» Task input
************
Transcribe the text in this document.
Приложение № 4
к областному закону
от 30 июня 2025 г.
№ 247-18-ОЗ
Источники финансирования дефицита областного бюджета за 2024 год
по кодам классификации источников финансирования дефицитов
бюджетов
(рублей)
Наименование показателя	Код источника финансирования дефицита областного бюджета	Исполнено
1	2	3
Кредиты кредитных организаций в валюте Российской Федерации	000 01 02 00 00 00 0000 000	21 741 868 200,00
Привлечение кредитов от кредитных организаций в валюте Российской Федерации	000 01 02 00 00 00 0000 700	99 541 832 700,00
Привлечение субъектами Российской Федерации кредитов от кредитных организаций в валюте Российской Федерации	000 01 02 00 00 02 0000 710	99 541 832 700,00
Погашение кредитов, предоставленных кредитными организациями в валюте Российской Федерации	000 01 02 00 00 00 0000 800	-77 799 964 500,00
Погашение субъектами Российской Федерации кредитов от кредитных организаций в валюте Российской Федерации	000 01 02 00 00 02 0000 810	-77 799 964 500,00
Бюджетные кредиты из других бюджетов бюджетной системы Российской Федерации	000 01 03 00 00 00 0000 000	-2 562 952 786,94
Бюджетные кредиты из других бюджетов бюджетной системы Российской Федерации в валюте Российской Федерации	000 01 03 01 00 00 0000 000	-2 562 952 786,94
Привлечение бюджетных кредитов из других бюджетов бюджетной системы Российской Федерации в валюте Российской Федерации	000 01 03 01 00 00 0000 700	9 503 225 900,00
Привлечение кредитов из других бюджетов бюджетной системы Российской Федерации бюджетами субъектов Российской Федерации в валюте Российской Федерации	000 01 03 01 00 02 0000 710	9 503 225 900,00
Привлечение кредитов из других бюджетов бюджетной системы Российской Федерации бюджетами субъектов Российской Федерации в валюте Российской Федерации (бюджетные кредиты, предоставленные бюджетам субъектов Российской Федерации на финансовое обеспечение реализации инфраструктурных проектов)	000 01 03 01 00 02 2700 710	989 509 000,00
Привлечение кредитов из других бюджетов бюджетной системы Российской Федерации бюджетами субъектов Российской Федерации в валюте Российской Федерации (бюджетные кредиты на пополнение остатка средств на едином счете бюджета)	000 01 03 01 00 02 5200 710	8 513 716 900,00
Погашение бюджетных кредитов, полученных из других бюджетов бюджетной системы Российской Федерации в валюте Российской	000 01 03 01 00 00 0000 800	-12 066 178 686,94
************
» To be done
Extract, from the material above, each line holding the word "бюджетных".

» Right answer
Привлечение бюджетных кредитов из других бюджетов бюджетной системы Российской Федерации в валюте Российской Федерации	000 01 03 01 00 00 0000 700	9 503 225 900,00
Погашение бюджетных кредитов, полученных из других бюджетов бюджетной системы Российской Федерации в валюте Российской	000 01 03 01 00 00 0000 800	-12 066 178 686,94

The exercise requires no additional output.